» **Tasks to complete**:
A - Answer these questions using the text on student mental health at Weston, marking each answer like its question:
(i) Roughly how long is the wait for NHS CAMHS support in Weston-super-Mare?
(ii) What must all of Weston's welfare staff have?
(iii) What profit is reinvested into Weston's welfare services?
B - Name every person mentioned in the text on student mental health at Weston.
── Reading text
Weston has started working with North Somerset Council on a community-wide approach to postvention, which Ford describes as a “real agenda for change”.
Knocks believes it is essential at the postvention stage that there is a focus on the impact on staff.
Weston has its own staff welfare officer who is separate to the rest of the welfare team, and all its welfare staff have mandatory one-to-one counselling. Knocks says this helps staff “shut the door on it when they go home – otherwise it will consume them”.
The rising tide of mental health issues
As a national leader of further education, Phillips observes “all colleges struggling to cope with the sheer demands of learners’ mental health”.
One in four 17 to 19-year-olds in England had a probable mental disorder in 2022 – up from one in six in 2021, according to an NHS Digital report. But the waiting time for the NHS’s CAMHS support is around 18 months in Weston-super-Mare and up to 24 months elsewhere.
Phillips believes that, if Weston had to rely on services outside the college, “frankly we would have far more casualties of the system. That support network isn’t there anymore. It falls on the college to provide it.”
Richard Caulfield, senior policy manager for Greater Manchester Colleges Group and former mental health lead at the AoC, recalls a health colleague remarking how all his CAMHS referrals used to come from youth services. Now they come predominantly from colleges, because “those other safe spaces for young people no longer exist. It puts a heavy burden on colleges.”
Weston’s research shows the reasons its students have for attempted suicides are related to trauma, relationships, sexual identity, bereavement by an experience of suicide, bullying and peer pressure and physical health.
Phillips also blames the impact of Covid for “lots of young people” starting college with “very limited school teaching and an estimated grade which was totally inaccurate”.
“They were almost being guided towards the wrong career route for them, and that causes a lot of despondency and issues we had to watch.”
Future pressures
Phillips believes the cost-of-living crisis, rising numbers of students with complex needs and no government funding increases are creating a “perfect storm”. Weston’s ability to keep providing the same level of welfare support amid these challenges depends on its ability to continue generating profit from commercial work, which is currently reinvested into those services.
────
── Excerpted data
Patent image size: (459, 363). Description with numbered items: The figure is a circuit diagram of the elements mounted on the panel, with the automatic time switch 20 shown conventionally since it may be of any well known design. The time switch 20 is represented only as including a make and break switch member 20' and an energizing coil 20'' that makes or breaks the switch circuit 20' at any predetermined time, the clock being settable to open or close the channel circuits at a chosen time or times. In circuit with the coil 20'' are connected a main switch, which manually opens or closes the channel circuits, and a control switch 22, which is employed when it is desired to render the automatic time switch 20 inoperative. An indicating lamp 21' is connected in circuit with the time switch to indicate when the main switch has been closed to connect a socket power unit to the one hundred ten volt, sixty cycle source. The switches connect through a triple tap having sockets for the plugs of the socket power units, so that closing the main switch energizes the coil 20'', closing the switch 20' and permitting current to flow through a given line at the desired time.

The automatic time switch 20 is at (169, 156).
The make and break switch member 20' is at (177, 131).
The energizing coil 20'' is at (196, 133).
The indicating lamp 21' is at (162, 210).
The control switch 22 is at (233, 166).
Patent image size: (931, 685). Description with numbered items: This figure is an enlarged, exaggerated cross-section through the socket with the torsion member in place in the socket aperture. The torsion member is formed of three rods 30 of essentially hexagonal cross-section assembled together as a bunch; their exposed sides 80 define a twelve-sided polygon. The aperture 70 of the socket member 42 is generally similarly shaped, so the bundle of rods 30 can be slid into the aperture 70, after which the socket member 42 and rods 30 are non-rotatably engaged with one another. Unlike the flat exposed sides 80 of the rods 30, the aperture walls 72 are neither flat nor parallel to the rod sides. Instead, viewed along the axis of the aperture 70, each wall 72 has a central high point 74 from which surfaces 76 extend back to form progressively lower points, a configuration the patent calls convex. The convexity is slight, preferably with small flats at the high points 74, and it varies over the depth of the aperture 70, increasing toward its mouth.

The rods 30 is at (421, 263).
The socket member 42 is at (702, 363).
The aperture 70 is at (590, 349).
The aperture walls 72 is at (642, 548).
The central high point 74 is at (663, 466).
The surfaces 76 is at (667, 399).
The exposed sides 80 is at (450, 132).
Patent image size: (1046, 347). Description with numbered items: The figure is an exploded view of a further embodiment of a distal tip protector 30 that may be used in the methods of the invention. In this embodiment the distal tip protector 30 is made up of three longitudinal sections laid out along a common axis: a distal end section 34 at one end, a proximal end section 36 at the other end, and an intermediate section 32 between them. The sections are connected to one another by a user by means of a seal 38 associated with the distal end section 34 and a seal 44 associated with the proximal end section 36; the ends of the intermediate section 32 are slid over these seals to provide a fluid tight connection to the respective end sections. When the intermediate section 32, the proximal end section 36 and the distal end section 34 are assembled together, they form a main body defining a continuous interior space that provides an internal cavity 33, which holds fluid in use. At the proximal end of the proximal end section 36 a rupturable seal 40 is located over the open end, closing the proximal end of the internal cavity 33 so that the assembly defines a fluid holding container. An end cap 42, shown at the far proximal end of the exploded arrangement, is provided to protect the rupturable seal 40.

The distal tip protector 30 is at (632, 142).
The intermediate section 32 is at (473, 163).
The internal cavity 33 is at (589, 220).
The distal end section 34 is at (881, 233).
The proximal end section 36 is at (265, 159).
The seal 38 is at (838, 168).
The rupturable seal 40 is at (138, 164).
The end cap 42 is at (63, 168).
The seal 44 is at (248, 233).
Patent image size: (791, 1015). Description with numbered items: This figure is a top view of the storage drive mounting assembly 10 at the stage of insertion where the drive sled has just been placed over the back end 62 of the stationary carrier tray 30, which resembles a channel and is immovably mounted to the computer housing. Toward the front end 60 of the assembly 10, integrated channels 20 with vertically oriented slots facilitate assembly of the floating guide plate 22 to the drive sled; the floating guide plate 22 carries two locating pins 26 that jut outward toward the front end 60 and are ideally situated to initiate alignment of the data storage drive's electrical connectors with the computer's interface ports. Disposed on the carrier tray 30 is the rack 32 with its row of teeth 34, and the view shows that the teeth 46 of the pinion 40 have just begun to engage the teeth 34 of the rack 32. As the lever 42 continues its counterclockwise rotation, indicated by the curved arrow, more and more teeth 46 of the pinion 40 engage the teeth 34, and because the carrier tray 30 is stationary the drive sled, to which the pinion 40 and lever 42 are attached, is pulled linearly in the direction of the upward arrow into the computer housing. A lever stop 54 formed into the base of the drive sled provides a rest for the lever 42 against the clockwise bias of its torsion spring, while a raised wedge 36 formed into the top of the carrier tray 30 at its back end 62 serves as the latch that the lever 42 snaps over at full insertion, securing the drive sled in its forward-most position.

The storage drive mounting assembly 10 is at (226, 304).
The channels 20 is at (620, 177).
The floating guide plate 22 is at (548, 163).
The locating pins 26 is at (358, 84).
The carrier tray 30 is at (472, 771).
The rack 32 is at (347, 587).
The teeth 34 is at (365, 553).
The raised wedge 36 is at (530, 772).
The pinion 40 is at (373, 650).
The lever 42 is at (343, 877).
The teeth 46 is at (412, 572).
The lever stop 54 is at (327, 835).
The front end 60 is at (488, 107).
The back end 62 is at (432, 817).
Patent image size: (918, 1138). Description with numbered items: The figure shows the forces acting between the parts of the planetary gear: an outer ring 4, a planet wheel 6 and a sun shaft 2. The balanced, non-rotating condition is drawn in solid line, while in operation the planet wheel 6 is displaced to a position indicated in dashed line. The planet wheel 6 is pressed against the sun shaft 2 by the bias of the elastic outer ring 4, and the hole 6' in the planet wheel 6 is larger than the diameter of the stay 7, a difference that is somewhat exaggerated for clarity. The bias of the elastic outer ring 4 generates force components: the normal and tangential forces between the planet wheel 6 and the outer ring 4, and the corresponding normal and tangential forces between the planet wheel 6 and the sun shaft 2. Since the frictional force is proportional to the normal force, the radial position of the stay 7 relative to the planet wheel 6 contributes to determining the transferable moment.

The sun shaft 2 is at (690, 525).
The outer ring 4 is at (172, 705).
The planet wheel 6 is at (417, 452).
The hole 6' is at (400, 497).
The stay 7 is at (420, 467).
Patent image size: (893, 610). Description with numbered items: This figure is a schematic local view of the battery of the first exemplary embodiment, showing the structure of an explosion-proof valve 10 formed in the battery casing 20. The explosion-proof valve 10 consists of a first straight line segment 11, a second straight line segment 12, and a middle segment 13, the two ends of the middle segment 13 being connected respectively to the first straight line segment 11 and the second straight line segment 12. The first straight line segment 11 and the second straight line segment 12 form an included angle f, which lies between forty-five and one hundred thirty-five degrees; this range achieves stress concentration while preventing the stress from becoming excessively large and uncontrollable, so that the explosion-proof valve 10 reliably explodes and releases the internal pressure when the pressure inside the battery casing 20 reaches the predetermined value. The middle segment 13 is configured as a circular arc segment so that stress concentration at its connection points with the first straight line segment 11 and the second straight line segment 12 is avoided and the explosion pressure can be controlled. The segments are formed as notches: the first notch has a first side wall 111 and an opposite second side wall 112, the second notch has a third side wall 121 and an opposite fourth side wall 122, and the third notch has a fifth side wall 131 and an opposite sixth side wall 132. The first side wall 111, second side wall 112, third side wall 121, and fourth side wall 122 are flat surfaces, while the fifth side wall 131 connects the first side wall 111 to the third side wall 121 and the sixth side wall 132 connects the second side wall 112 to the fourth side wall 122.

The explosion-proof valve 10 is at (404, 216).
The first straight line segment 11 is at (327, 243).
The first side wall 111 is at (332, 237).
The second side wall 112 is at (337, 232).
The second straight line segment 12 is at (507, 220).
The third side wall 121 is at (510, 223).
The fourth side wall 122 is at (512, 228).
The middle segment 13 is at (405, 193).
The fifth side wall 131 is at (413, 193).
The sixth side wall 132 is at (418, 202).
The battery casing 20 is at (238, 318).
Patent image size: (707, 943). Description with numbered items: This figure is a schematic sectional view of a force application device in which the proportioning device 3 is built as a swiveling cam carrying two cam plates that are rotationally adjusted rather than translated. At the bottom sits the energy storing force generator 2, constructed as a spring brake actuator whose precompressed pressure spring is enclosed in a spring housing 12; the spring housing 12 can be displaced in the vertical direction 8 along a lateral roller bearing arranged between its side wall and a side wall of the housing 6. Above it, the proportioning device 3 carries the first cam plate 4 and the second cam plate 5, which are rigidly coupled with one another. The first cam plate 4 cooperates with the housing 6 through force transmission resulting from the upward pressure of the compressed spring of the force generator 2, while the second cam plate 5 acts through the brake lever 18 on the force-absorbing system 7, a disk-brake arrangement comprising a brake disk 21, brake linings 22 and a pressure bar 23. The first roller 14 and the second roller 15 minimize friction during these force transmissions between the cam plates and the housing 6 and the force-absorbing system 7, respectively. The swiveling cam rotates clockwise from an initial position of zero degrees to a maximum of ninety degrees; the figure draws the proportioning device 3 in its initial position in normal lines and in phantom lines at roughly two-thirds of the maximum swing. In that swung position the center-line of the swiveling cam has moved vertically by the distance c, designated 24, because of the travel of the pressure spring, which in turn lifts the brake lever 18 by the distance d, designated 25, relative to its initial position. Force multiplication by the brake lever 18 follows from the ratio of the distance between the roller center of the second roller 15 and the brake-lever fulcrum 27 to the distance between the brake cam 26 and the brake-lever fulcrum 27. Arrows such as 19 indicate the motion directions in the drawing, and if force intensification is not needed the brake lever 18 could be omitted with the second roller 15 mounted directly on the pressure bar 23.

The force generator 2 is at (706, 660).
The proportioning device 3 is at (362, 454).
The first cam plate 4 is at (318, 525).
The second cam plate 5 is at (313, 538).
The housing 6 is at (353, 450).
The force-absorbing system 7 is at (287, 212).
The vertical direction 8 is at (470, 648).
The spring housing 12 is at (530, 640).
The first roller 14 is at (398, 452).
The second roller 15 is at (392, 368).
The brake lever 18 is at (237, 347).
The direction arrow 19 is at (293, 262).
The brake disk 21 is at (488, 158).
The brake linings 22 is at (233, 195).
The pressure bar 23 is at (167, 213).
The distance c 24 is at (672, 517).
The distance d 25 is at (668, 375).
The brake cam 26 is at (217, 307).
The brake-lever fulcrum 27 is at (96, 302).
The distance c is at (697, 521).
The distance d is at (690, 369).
────
» **Numbered answers**:
A -
(i) Around 18 months.
(ii) Mandatory one-to-one counselling.
(iii) Profit from commercial work.

B - Ford, Knocks, Phillips, Richard Caulfield